##### Excerpted data
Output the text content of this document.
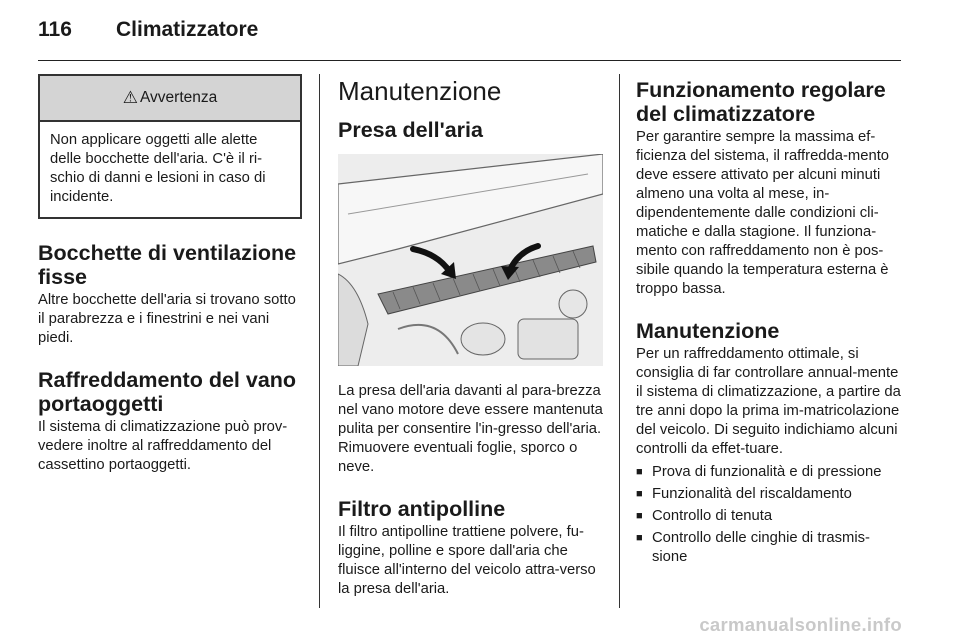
116 Climatizzatore
⚠ Avvertenza
Non applicare oggetti alle alette delle bocchette dell'aria. C'è il ri-schio di danni e lesioni in caso di incidente.
Bocchette di ventilazione fisse

Altre bocchette dell'aria si trovano sotto il parabrezza e i finestrini e nei vani piedi.

Raffreddamento del vano portaoggetti

Il sistema di climatizzazione può prov-vedere inoltre al raffreddamento del cassettino portaoggetti.

Manutenzione
Presa dell'aria

La presa dell'aria davanti al para-brezza nel vano motore deve essere mantenuta pulita per consentire l'in-gresso dell'aria. Rimuovere eventuali foglie, sporco o neve.

Filtro antipolline

Il filtro antipolline trattiene polvere, fu-liggine, polline e spore dall'aria che fluisce all'interno del veicolo attra-verso la presa dell'aria.

Funzionamento regolare del climatizzatore

Per garantire sempre la massima ef-ficienza del sistema, il raffredda-mento deve essere attivato per alcuni minuti almeno una volta al mese, in-dipendentemente dalle condizioni cli-matiche e dalla stagione. Il funziona-mento con raffreddamento non è pos-sibile quando la temperatura esterna è troppo bassa.

Manutenzione

Per un raffreddamento ottimale, si consiglia di far controllare annual-mente il sistema di climatizzazione, a partire da tre anni dopo la prima im-matricolazione del veicolo. Di seguito indichiamo alcuni controlli da effet-tuare.

■ Prova di funzionalità e di pressione
■ Funzionalità del riscaldamento
■ Controllo di tenuta
■ Controllo delle cinghie di trasmis-sione
carmanualsonline.info
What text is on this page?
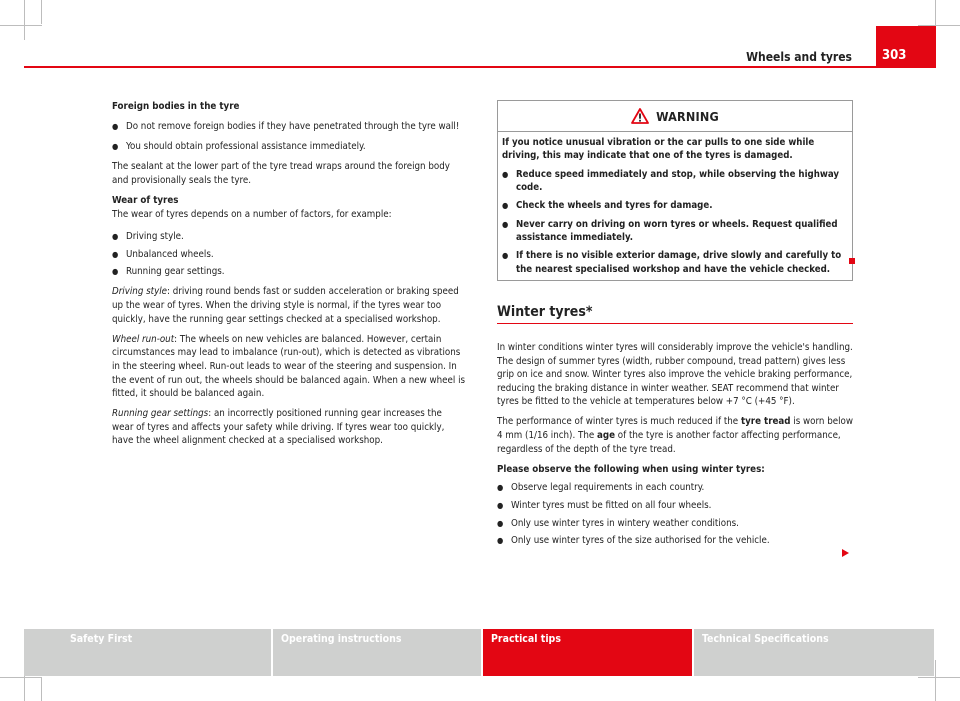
Wheels and tyres	303

Foreign bodies in the tyre

● Do not remove foreign bodies if they have penetrated through the tyre wall!
● You should obtain professional assistance immediately.

The sealant at the lower part of the tyre tread wraps around the foreign body and provisionally seals the tyre.

Wear of tyres

The wear of tyres depends on a number of factors, for example:

● Driving style.
● Unbalanced wheels.
● Running gear settings.

Driving style: driving round bends fast or sudden acceleration or braking speed up the wear of tyres. When the driving style is normal, if the tyres wear too quickly, have the running gear settings checked at a specialised workshop.

Wheel run-out: The wheels on new vehicles are balanced. However, certain circumstances may lead to imbalance (run-out), which is detected as vibrations in the steering wheel. Run-out leads to wear of the steering and suspension. In the event of run out, the wheels should be balanced again. When a new wheel is fitted, it should be balanced again.

Running gear settings: an incorrectly positioned running gear increases the wear of tyres and affects your safety while driving. If tyres wear too quickly, have the wheel alignment checked at a specialised workshop.

WARNING

If you notice unusual vibration or the car pulls to one side while driving, this may indicate that one of the tyres is damaged.

● Reduce speed immediately and stop, while observing the highway code.
● Check the wheels and tyres for damage.
● Never carry on driving on worn tyres or wheels. Request qualified assistance immediately.
● If there is no visible exterior damage, drive slowly and carefully to the nearest specialised workshop and have the vehicle checked.
Winter tyres*

In winter conditions winter tyres will considerably improve the vehicle's handling. The design of summer tyres (width, rubber compound, tread pattern) gives less grip on ice and snow. Winter tyres also improve the vehicle braking performance, reducing the braking distance in winter weather. SEAT recommend that winter tyres be fitted to the vehicle at temperatures below +7 °C (+45 °F).

The performance of winter tyres is much reduced if the tyre tread is worn below 4 mm (1/16 inch). The age of the tyre is another factor affecting performance, regardless of the depth of the tyre tread.

Please observe the following when using winter tyres:

● Observe legal requirements in each country.
● Winter tyres must be fitted on all four wheels.
● Only use winter tyres in wintery weather conditions.
● Only use winter tyres of the size authorised for the vehicle.
Safety First	Operating instructions	Practical tips	Technical Specifications
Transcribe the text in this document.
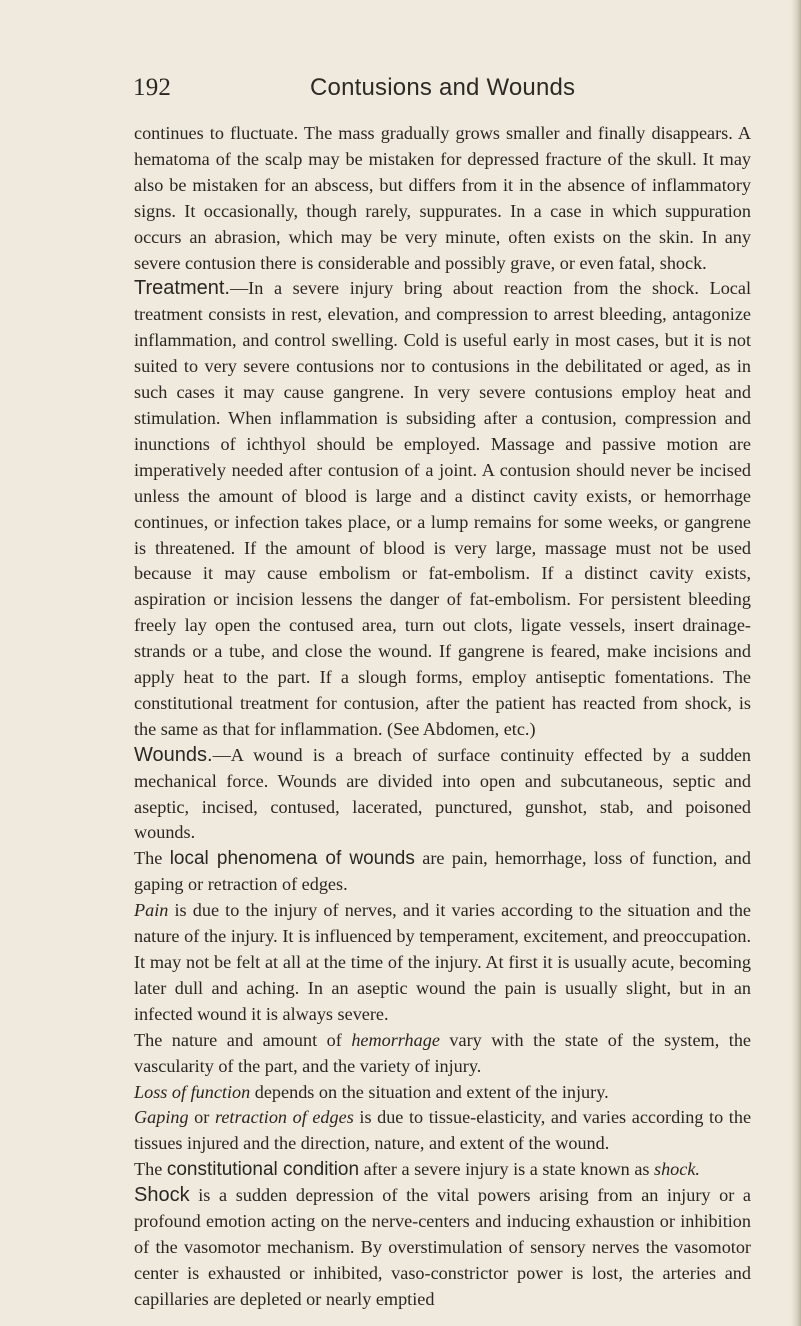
192	Contusions and Wounds

continues to fluctuate. The mass gradually grows smaller and finally disappears. A hematoma of the scalp may be mistaken for depressed fracture of the skull. It may also be mistaken for an abscess, but differs from it in the absence of inflammatory signs. It occasionally, though rarely, suppurates. In a case in which suppuration occurs an abrasion, which may be very minute, often exists on the skin. In any severe contusion there is considerable and possibly grave, or even fatal, shock.

Treatment.—In a severe injury bring about reaction from the shock. Local treatment consists in rest, elevation, and compression to arrest bleeding, antagonize inflammation, and control swelling. Cold is useful early in most cases, but it is not suited to very severe contusions nor to contusions in the debilitated or aged, as in such cases it may cause gangrene. In very severe contusions employ heat and stimulation. When inflammation is subsiding after a contusion, compression and inunctions of ichthyol should be employed. Massage and passive motion are imperatively needed after contusion of a joint. A contusion should never be incised unless the amount of blood is large and a distinct cavity exists, or hemorrhage continues, or infection takes place, or a lump remains for some weeks, or gangrene is threatened. If the amount of blood is very large, massage must not be used because it may cause embolism or fat-embolism. If a distinct cavity exists, aspiration or incision lessens the danger of fat-embolism. For persistent bleeding freely lay open the contused area, turn out clots, ligate vessels, insert drainage-strands or a tube, and close the wound. If gangrene is feared, make incisions and apply heat to the part. If a slough forms, employ antiseptic fomentations. The constitutional treatment for contusion, after the patient has reacted from shock, is the same as that for inflammation. (See Abdomen, etc.)

Wounds.—A wound is a breach of surface continuity effected by a sudden mechanical force. Wounds are divided into open and subcutaneous, septic and aseptic, incised, contused, lacerated, punctured, gunshot, stab, and poisoned wounds.

The local phenomena of wounds are pain, hemorrhage, loss of function, and gaping or retraction of edges.

Pain is due to the injury of nerves, and it varies according to the situation and the nature of the injury. It is influenced by temperament, excitement, and preoccupation. It may not be felt at all at the time of the injury. At first it is usually acute, becoming later dull and aching. In an aseptic wound the pain is usually slight, but in an infected wound it is always severe.

The nature and amount of hemorrhage vary with the state of the system, the vascularity of the part, and the variety of injury.

Loss of function depends on the situation and extent of the injury.

Gaping or retraction of edges is due to tissue-elasticity, and varies according to the tissues injured and the direction, nature, and extent of the wound.

The constitutional condition after a severe injury is a state known as shock.

Shock is a sudden depression of the vital powers arising from an injury or a profound emotion acting on the nerve-centers and inducing exhaustion or inhibition of the vasomotor mechanism. By overstimulation of sensory nerves the vasomotor center is exhausted or inhibited, vaso-constrictor power is lost, the arteries and capillaries are depleted or nearly emptied
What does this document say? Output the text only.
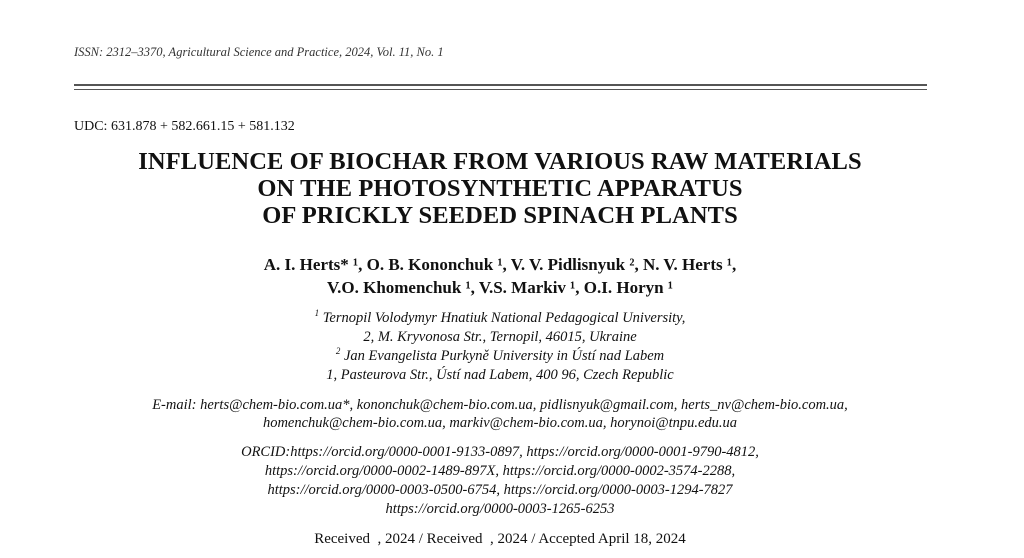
ISSN: 2312–3370, Agricultural Science and Practice, 2024, Vol. 11, No. 1
UDC: 631.878 + 582.661.15 + 581.132
INFLUENCE OF BIOCHAR FROM VARIOUS RAW MATERIALS
ON THE PHOTOSYNTHETIC APPARATUS
OF PRICKLY SEEDED SPINACH PLANTS
A. I. Herts* ¹, O. B. Kononchuk ¹, V. V. Pidlisnyuk ², N. V. Herts ¹,
V.O. Khomenchuk ¹, V.S. Markiv ¹, O.I. Horyn ¹
$^1$ Ternopil Volodymyr Hnatiuk National Pedagogical University,
2, M. Kryvonosa Str., Ternopil, 46015, Ukraine
$^2$ Jan Evangelista Purkyně University in Ústí nad Labem
1, Pasteurova Str., Ústí nad Labem, 400 96, Czech Republic
E-mail: herts@chem-bio.com.ua*, kononchuk@chem-bio.com.ua, pidlisnyuk@gmail.com, herts_nv@chem-bio.com.ua,
homenchuk@chem-bio.com.ua, markiv@chem-bio.com.ua, horynoi@tnpu.edu.ua
ORCID:https://orcid.org/0000-0001-9133-0897, https://orcid.org/0000-0001-9790-4812,
https://orcid.org/0000-0002-1489-897X, https://orcid.org/0000-0002-3574-2288,
https://orcid.org/0000-0003-0500-6754, https://orcid.org/0000-0003-1294-7827
https://orcid.org/0000-0003-1265-6253
Received  , 2024 / Received  , 2024 / Accepted April 18, 2024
##########
> [Task objective]: Output, exactly, all the records above; include no pictures.

> [Result of this task]:
Output the text content of this document.
116 Climatizzatore
⚠ Avvertenza
Non applicare oggetti alle alette delle bocchette dell'aria. C'è il ri-schio di danni e lesioni in caso di incidente.
Bocchette di ventilazione fisse

Altre bocchette dell'aria si trovano sotto il parabrezza e i finestrini e nei vani piedi.

Raffreddamento del vano portaoggetti

Il sistema di climatizzazione può prov-vedere inoltre al raffreddamento del cassettino portaoggetti.

Manutenzione
Presa dell'aria

La presa dell'aria davanti al para-brezza nel vano motore deve essere mantenuta pulita per consentire l'in-gresso dell'aria. Rimuovere eventuali foglie, sporco o neve.

Filtro antipolline

Il filtro antipolline trattiene polvere, fu-liggine, polline e spore dall'aria che fluisce all'interno del veicolo attra-verso la presa dell'aria.

Funzionamento regolare del climatizzatore

Per garantire sempre la massima ef-ficienza del sistema, il raffredda-mento deve essere attivato per alcuni minuti almeno una volta al mese, in-dipendentemente dalle condizioni cli-matiche e dalla stagione. Il funziona-mento con raffreddamento non è pos-sibile quando la temperatura esterna è troppo bassa.

Manutenzione

Per un raffreddamento ottimale, si consiglia di far controllare annual-mente il sistema di climatizzazione, a partire da tre anni dopo la prima im-matricolazione del veicolo. Di seguito indichiamo alcuni controlli da effet-tuare.

■ Prova di funzionalità e di pressione
■ Funzionalità del riscaldamento
■ Controllo di tenuta
■ Controllo delle cinghie di trasmis-sione
carmanualsonline.info
What text is on this page?
Wheels and tyres	303

Foreign bodies in the tyre

● Do not remove foreign bodies if they have penetrated through the tyre wall!
● You should obtain professional assistance immediately.

The sealant at the lower part of the tyre tread wraps around the foreign body and provisionally seals the tyre.

Wear of tyres

The wear of tyres depends on a number of factors, for example:

● Driving style.
● Unbalanced wheels.
● Running gear settings.

Driving style: driving round bends fast or sudden acceleration or braking speed up the wear of tyres. When the driving style is normal, if the tyres wear too quickly, have the running gear settings checked at a specialised workshop.

Wheel run-out: The wheels on new vehicles are balanced. However, certain circumstances may lead to imbalance (run-out), which is detected as vibrations in the steering wheel. Run-out leads to wear of the steering and suspension. In the event of run out, the wheels should be balanced again. When a new wheel is fitted, it should be balanced again.

Running gear settings: an incorrectly positioned running gear increases the wear of tyres and affects your safety while driving. If tyres wear too quickly, have the wheel alignment checked at a specialised workshop.

WARNING

If you notice unusual vibration or the car pulls to one side while driving, this may indicate that one of the tyres is damaged.

● Reduce speed immediately and stop, while observing the highway code.
● Check the wheels and tyres for damage.
● Never carry on driving on worn tyres or wheels. Request qualified assistance immediately.
● If there is no visible exterior damage, drive slowly and carefully to the nearest specialised workshop and have the vehicle checked.
Winter tyres*

In winter conditions winter tyres will considerably improve the vehicle's handling. The design of summer tyres (width, rubber compound, tread pattern) gives less grip on ice and snow. Winter tyres also improve the vehicle braking performance, reducing the braking distance in winter weather. SEAT recommend that winter tyres be fitted to the vehicle at temperatures below +7 °C (+45 °F).

The performance of winter tyres is much reduced if the tyre tread is worn below 4 mm (1/16 inch). The age of the tyre is another factor affecting performance, regardless of the depth of the tyre tread.

Please observe the following when using winter tyres:

● Observe legal requirements in each country.
● Winter tyres must be fitted on all four wheels.
● Only use winter tyres in wintery weather conditions.
● Only use winter tyres of the size authorised for the vehicle.
Safety First	Operating instructions	Practical tips	Technical Specifications
Transcribe the text in this document.
192	Contusions and Wounds

continues to fluctuate. The mass gradually grows smaller and finally disappears. A hematoma of the scalp may be mistaken for depressed fracture of the skull. It may also be mistaken for an abscess, but differs from it in the absence of inflammatory signs. It occasionally, though rarely, suppurates. In a case in which suppuration occurs an abrasion, which may be very minute, often exists on the skin. In any severe contusion there is considerable and possibly grave, or even fatal, shock.

Treatment.—In a severe injury bring about reaction from the shock. Local treatment consists in rest, elevation, and compression to arrest bleeding, antagonize inflammation, and control swelling. Cold is useful early in most cases, but it is not suited to very severe contusions nor to contusions in the debilitated or aged, as in such cases it may cause gangrene. In very severe contusions employ heat and stimulation. When inflammation is subsiding after a contusion, compression and inunctions of ichthyol should be employed. Massage and passive motion are imperatively needed after contusion of a joint. A contusion should never be incised unless the amount of blood is large and a distinct cavity exists, or hemorrhage continues, or infection takes place, or a lump remains for some weeks, or gangrene is threatened. If the amount of blood is very large, massage must not be used because it may cause embolism or fat-embolism. If a distinct cavity exists, aspiration or incision lessens the danger of fat-embolism. For persistent bleeding freely lay open the contused area, turn out clots, ligate vessels, insert drainage-strands or a tube, and close the wound. If gangrene is feared, make incisions and apply heat to the part. If a slough forms, employ antiseptic fomentations. The constitutional treatment for contusion, after the patient has reacted from shock, is the same as that for inflammation. (See Abdomen, etc.)

Wounds.—A wound is a breach of surface continuity effected by a sudden mechanical force. Wounds are divided into open and subcutaneous, septic and aseptic, incised, contused, lacerated, punctured, gunshot, stab, and poisoned wounds.

The local phenomena of wounds are pain, hemorrhage, loss of function, and gaping or retraction of edges.

Pain is due to the injury of nerves, and it varies according to the situation and the nature of the injury. It is influenced by temperament, excitement, and preoccupation. It may not be felt at all at the time of the injury. At first it is usually acute, becoming later dull and aching. In an aseptic wound the pain is usually slight, but in an infected wound it is always severe.

The nature and amount of hemorrhage vary with the state of the system, the vascularity of the part, and the variety of injury.

Loss of function depends on the situation and extent of the injury.

Gaping or retraction of edges is due to tissue-elasticity, and varies according to the tissues injured and the direction, nature, and extent of the wound.

The constitutional condition after a severe injury is a state known as shock.

Shock is a sudden depression of the vital powers arising from an injury or a profound emotion acting on the nerve-centers and inducing exhaustion or inhibition of the vasomotor mechanism. By overstimulation of sensory nerves the vasomotor center is exhausted or inhibited, vaso-constrictor power is lost, the arteries and capillaries are depleted or nearly emptied
What does this document say? Output the text only.
ISSN: 2312–3370, Agricultural Science and Practice, 2024, Vol. 11, No. 1
UDC: 631.878 + 582.661.15 + 581.132
INFLUENCE OF BIOCHAR FROM VARIOUS RAW MATERIALS
ON THE PHOTOSYNTHETIC APPARATUS
OF PRICKLY SEEDED SPINACH PLANTS
A. I. Herts* ¹, O. B. Kononchuk ¹, V. V. Pidlisnyuk ², N. V. Herts ¹,
V.O. Khomenchuk ¹, V.S. Markiv ¹, O.I. Horyn ¹
$^1$ Ternopil Volodymyr Hnatiuk National Pedagogical University,
2, M. Kryvonosa Str., Ternopil, 46015, Ukraine
$^2$ Jan Evangelista Purkyně University in Ústí nad Labem
1, Pasteurova Str., Ústí nad Labem, 400 96, Czech Republic
E-mail: herts@chem-bio.com.ua*, kononchuk@chem-bio.com.ua, pidlisnyuk@gmail.com, herts_nv@chem-bio.com.ua,
homenchuk@chem-bio.com.ua, markiv@chem-bio.com.ua, horynoi@tnpu.edu.ua
ORCID:https://orcid.org/0000-0001-9133-0897, https://orcid.org/0000-0001-9790-4812,
https://orcid.org/0000-0002-1489-897X, https://orcid.org/0000-0002-3574-2288,
https://orcid.org/0000-0003-0500-6754, https://orcid.org/0000-0003-1294-7827
https://orcid.org/0000-0003-1265-6253
Received  , 2024 / Received  , 2024 / Accepted April 18, 2024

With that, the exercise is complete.